[Dataset items]

■ ■ ■ ■

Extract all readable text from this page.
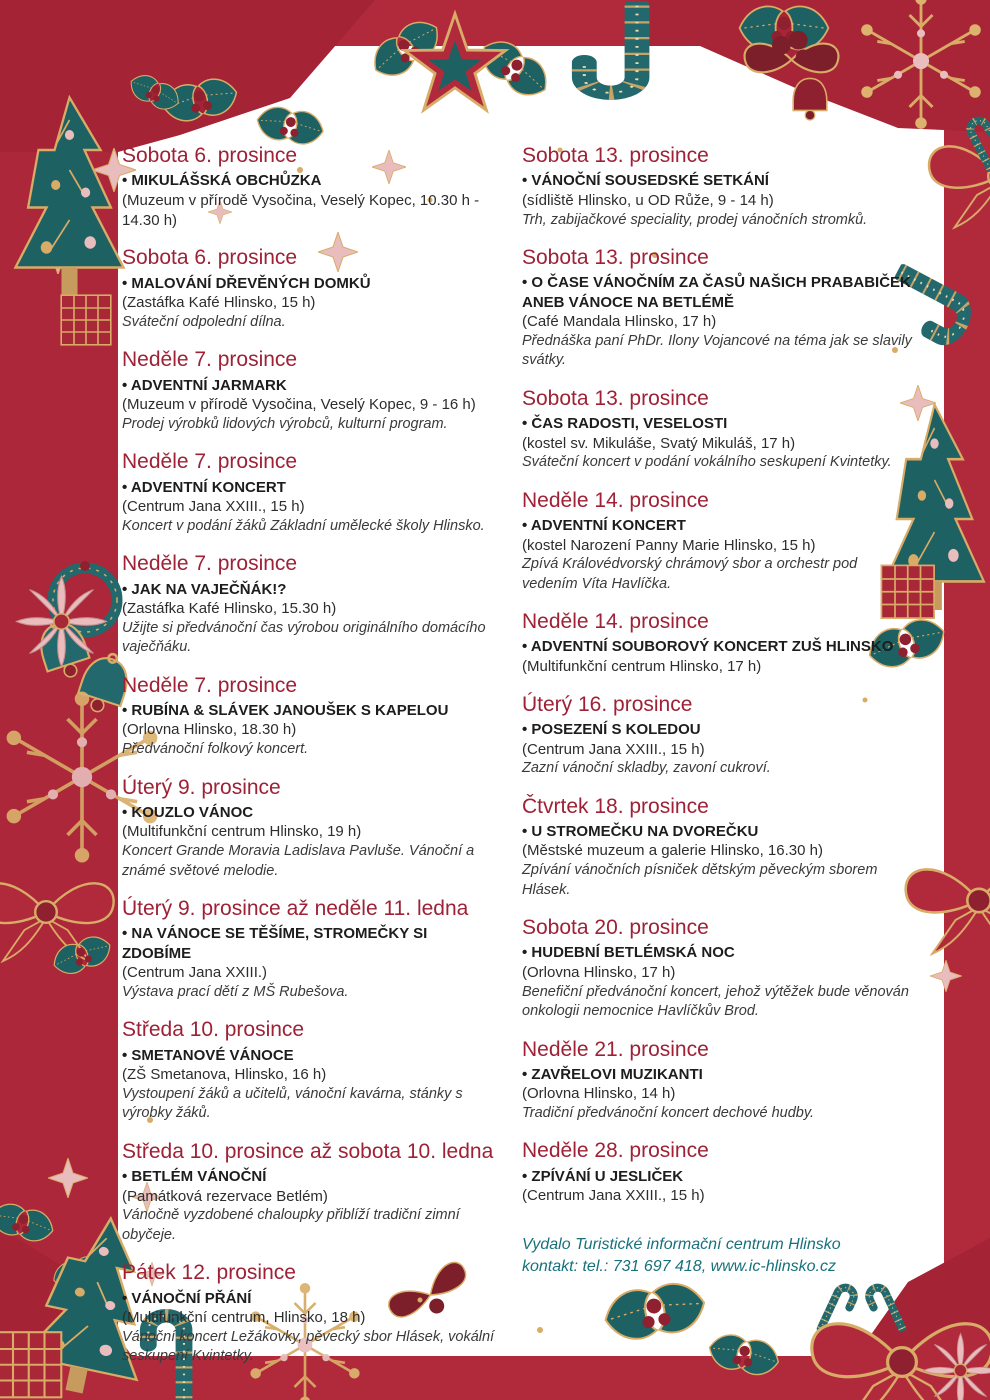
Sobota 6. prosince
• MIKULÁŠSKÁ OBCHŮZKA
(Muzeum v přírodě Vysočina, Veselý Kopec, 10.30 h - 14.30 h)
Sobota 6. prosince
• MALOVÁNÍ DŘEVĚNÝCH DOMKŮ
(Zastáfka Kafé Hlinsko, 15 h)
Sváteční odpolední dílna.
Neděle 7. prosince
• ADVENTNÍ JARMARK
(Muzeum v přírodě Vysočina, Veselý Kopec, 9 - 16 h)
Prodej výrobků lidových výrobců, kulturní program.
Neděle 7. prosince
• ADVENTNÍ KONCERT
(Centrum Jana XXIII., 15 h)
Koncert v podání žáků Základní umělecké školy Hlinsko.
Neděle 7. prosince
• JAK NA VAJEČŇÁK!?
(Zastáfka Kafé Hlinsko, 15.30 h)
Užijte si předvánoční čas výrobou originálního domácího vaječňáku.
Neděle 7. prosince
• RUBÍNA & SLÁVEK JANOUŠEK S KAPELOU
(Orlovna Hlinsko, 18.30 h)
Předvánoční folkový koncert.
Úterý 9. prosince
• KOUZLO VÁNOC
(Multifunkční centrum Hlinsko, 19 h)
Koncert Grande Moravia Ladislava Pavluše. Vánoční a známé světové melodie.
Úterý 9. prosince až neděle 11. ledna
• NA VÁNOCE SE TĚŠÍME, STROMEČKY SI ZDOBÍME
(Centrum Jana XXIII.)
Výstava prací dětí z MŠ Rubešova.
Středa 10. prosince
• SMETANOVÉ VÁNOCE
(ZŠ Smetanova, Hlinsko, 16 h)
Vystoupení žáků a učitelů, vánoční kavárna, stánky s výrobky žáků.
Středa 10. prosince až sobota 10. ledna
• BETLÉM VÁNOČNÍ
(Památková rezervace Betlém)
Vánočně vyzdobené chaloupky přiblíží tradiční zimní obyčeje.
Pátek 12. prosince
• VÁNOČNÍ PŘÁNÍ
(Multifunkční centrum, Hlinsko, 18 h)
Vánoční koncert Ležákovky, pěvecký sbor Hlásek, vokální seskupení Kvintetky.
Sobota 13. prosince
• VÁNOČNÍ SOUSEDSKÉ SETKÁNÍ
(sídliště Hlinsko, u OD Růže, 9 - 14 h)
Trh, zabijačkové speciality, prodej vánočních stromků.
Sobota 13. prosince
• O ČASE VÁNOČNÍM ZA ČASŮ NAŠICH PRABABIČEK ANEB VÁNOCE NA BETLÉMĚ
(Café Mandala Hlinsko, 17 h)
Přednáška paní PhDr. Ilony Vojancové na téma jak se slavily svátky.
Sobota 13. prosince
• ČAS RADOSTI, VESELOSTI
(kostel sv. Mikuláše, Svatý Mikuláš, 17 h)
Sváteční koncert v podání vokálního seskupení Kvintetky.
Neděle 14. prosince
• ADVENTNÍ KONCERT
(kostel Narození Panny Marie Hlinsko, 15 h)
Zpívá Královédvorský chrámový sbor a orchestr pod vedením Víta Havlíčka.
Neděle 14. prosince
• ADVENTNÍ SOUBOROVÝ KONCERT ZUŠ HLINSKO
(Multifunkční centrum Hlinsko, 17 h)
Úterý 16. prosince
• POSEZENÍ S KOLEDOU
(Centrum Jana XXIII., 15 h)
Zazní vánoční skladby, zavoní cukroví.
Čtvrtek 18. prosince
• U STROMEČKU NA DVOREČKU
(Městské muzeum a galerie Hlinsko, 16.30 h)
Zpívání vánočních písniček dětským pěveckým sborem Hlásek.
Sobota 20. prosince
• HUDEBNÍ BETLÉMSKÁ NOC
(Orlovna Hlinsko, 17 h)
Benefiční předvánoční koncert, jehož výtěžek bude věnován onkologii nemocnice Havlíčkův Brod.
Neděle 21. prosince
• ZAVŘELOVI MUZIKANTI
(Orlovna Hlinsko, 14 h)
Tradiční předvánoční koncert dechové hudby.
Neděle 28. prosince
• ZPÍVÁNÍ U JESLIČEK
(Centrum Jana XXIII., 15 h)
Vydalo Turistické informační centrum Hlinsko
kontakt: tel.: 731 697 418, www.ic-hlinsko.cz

■ ■ ■ ■

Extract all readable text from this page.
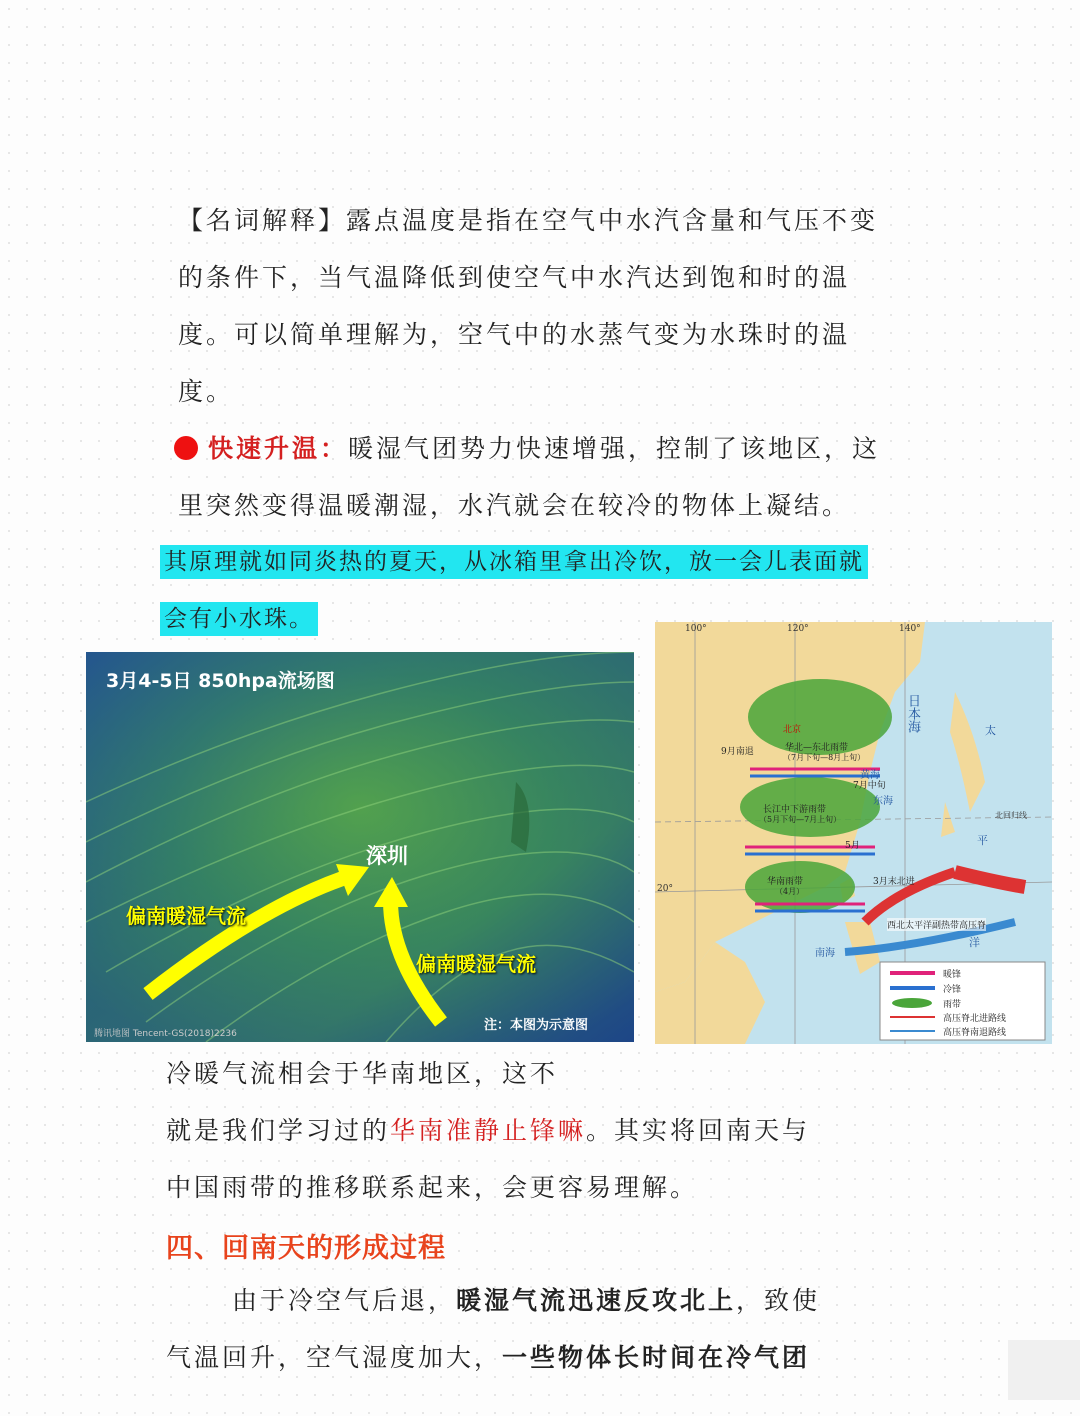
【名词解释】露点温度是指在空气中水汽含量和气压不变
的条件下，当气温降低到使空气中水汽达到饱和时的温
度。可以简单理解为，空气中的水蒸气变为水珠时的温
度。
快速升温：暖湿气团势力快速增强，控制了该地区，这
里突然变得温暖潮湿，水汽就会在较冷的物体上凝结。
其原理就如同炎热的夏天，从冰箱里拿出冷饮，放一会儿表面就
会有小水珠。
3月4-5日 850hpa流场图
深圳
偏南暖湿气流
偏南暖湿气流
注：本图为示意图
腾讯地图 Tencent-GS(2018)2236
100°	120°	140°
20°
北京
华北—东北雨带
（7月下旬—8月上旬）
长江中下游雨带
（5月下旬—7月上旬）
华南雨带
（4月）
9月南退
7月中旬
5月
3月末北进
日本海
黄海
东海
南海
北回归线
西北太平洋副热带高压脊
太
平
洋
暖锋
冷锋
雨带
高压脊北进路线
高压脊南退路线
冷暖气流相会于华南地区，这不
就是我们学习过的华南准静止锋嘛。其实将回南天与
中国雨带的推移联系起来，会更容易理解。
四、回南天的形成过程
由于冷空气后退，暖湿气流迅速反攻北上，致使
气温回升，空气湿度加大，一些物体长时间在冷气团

■ ■ ■ ■

## What you have to do:
Extract each line holding the word "Veselý" from the records.

## Written answer:
(Muzeum v přírodě Vysočina, Veselý Kopec, 10.30 h - 14.30 h)
(Muzeum v přírodě Vysočina, Veselý Kopec, 9 - 16 h)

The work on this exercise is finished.